Given problem:
Set the listing down unchanged, minus every embedded image.

Collected data:
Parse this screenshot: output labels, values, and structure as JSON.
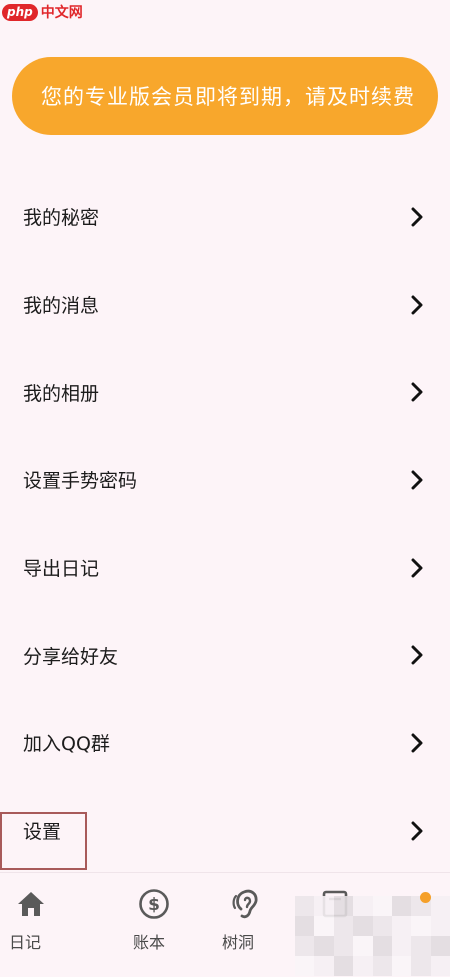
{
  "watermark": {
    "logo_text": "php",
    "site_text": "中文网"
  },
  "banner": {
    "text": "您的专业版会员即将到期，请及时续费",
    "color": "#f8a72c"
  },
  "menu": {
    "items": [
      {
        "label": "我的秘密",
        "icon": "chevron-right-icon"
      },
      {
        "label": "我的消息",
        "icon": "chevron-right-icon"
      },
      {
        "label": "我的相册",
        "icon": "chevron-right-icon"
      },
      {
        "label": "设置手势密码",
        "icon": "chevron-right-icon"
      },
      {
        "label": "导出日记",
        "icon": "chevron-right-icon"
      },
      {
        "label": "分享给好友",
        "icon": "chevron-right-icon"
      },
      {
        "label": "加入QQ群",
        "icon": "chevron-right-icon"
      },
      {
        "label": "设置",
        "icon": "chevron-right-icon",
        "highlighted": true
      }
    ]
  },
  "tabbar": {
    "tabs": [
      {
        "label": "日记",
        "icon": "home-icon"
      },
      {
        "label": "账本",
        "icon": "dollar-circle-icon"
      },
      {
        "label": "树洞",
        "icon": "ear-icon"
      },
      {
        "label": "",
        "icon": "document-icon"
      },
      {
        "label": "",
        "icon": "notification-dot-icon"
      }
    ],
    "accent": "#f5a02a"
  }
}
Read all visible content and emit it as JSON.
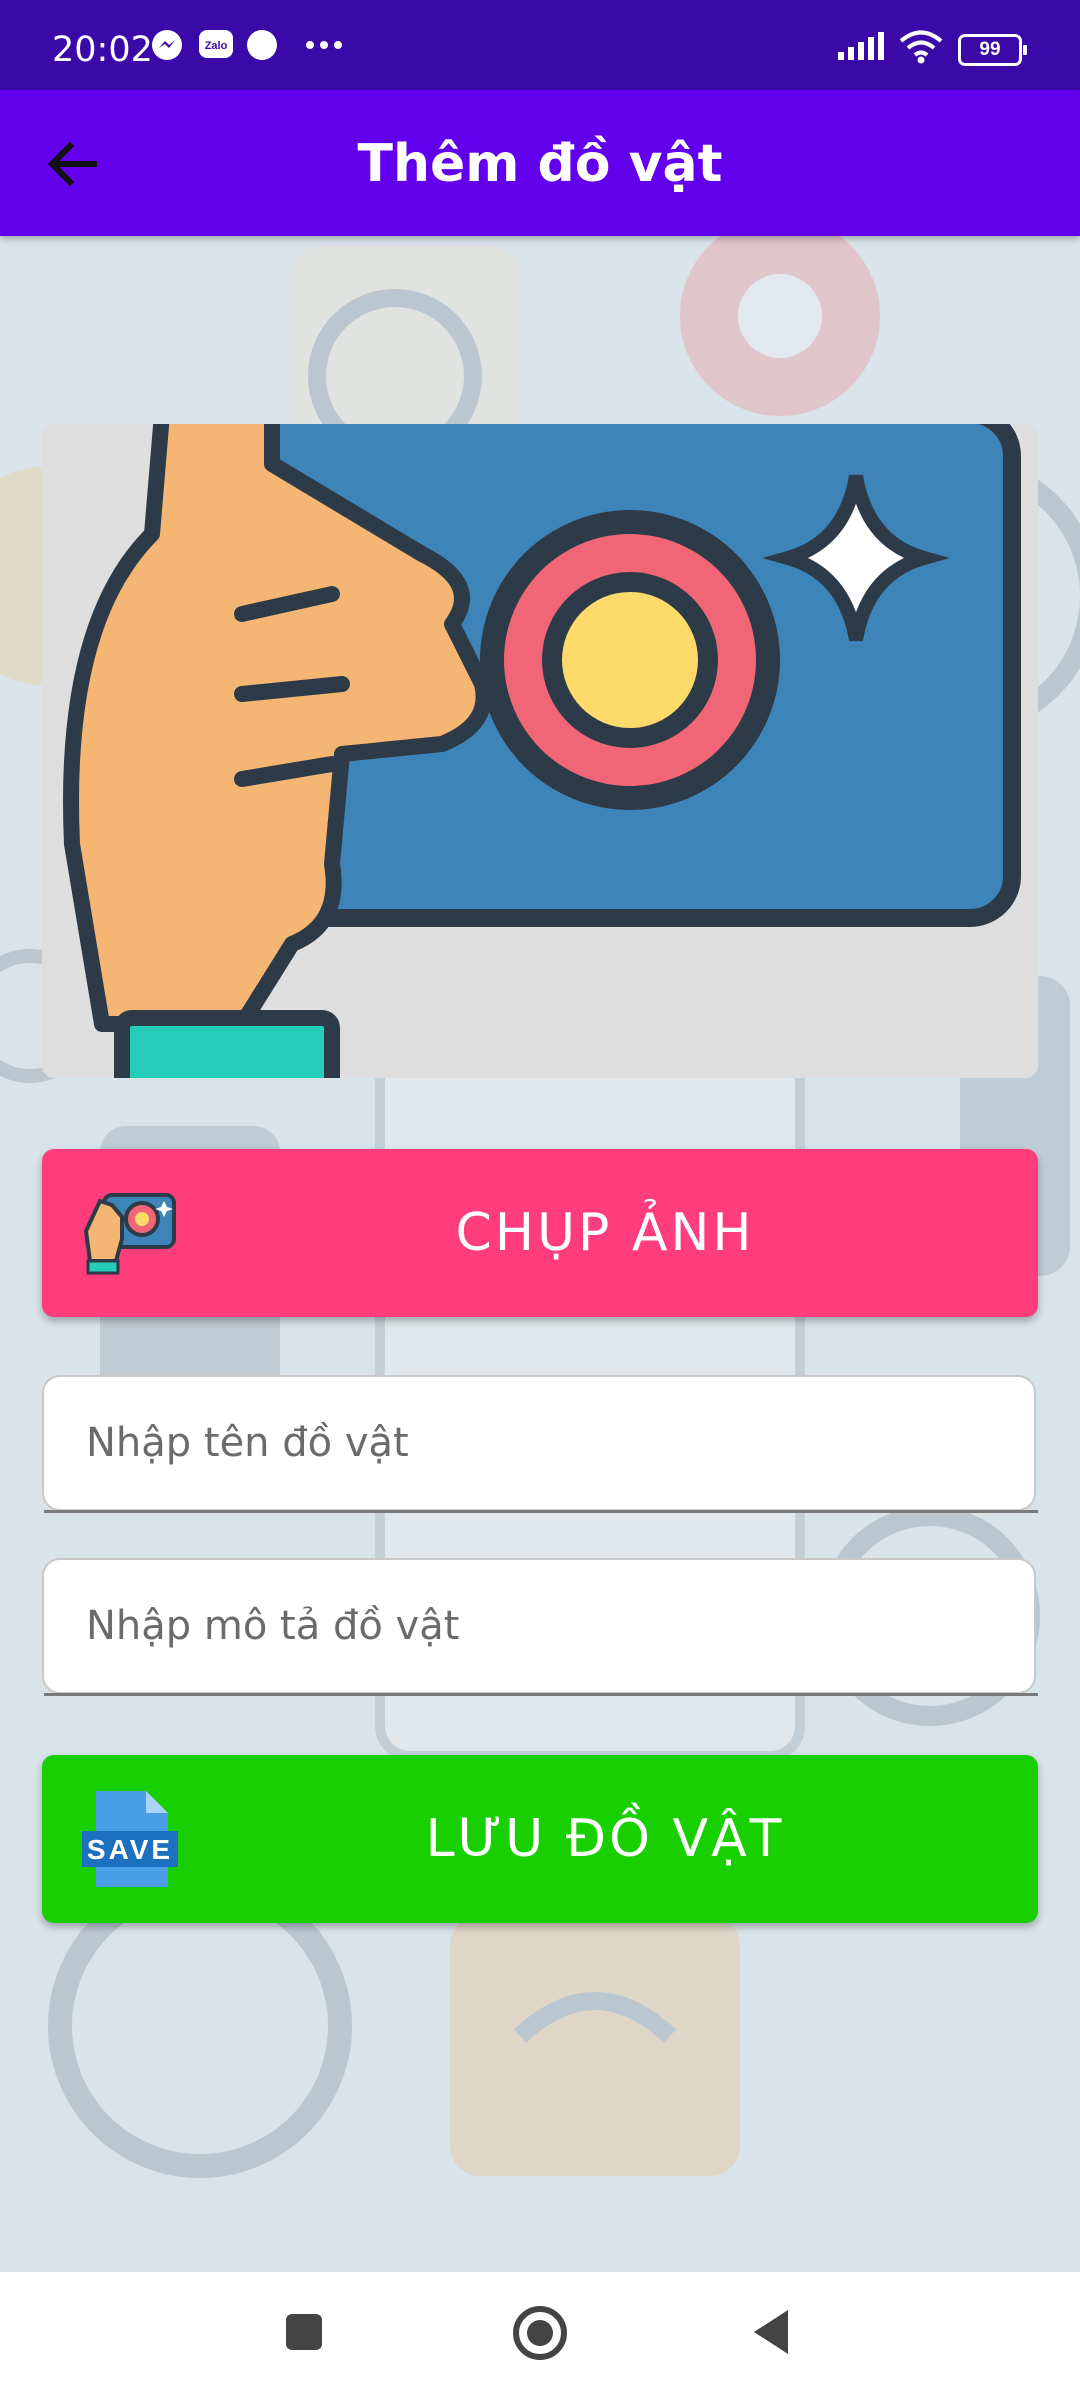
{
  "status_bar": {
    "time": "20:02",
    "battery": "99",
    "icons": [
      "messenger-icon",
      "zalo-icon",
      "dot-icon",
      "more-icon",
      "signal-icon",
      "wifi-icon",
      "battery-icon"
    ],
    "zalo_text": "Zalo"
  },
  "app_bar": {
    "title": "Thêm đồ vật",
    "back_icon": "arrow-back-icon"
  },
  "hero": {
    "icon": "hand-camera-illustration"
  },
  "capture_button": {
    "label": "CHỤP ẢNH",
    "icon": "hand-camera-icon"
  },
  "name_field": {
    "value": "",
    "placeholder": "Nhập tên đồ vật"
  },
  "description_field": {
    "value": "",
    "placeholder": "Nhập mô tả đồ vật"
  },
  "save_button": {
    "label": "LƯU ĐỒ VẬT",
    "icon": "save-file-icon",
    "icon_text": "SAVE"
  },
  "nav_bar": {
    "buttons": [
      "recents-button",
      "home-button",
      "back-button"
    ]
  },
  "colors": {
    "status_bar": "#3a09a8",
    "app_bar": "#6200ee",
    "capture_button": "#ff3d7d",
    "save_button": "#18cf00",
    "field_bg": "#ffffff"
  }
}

Reply to the task:
Parse this screenshot: output labels, values, and structure as JSON.
{
  "watermark": {
    "logo_text": "php",
    "site_text": "中文网"
  },
  "banner": {
    "text": "您的专业版会员即将到期，请及时续费",
    "color": "#f8a72c"
  },
  "menu": {
    "items": [
      {
        "label": "我的秘密",
        "icon": "chevron-right-icon"
      },
      {
        "label": "我的消息",
        "icon": "chevron-right-icon"
      },
      {
        "label": "我的相册",
        "icon": "chevron-right-icon"
      },
      {
        "label": "设置手势密码",
        "icon": "chevron-right-icon"
      },
      {
        "label": "导出日记",
        "icon": "chevron-right-icon"
      },
      {
        "label": "分享给好友",
        "icon": "chevron-right-icon"
      },
      {
        "label": "加入QQ群",
        "icon": "chevron-right-icon"
      },
      {
        "label": "设置",
        "icon": "chevron-right-icon",
        "highlighted": true
      }
    ]
  },
  "tabbar": {
    "tabs": [
      {
        "label": "日记",
        "icon": "home-icon"
      },
      {
        "label": "账本",
        "icon": "dollar-circle-icon"
      },
      {
        "label": "树洞",
        "icon": "ear-icon"
      },
      {
        "label": "",
        "icon": "document-icon"
      },
      {
        "label": "",
        "icon": "notification-dot-icon"
      }
    ],
    "accent": "#f5a02a"
  }
}
Read all visible content and emit it as JSON.
{
  "status_bar": {
    "time": "20:02",
    "battery": "99",
    "icons": [
      "messenger-icon",
      "zalo-icon",
      "dot-icon",
      "more-icon",
      "signal-icon",
      "wifi-icon",
      "battery-icon"
    ],
    "zalo_text": "Zalo"
  },
  "app_bar": {
    "title": "Thêm đồ vật",
    "back_icon": "arrow-back-icon"
  },
  "hero": {
    "icon": "hand-camera-illustration"
  },
  "capture_button": {
    "label": "CHỤP ẢNH",
    "icon": "hand-camera-icon"
  },
  "name_field": {
    "value": "",
    "placeholder": "Nhập tên đồ vật"
  },
  "description_field": {
    "value": "",
    "placeholder": "Nhập mô tả đồ vật"
  },
  "save_button": {
    "label": "LƯU ĐỒ VẬT",
    "icon": "save-file-icon",
    "icon_text": "SAVE"
  },
  "nav_bar": {
    "buttons": [
      "recents-button",
      "home-button",
      "back-button"
    ]
  },
  "colors": {
    "status_bar": "#3a09a8",
    "app_bar": "#6200ee",
    "capture_button": "#ff3d7d",
    "save_button": "#18cf00",
    "field_bg": "#ffffff"
  }
}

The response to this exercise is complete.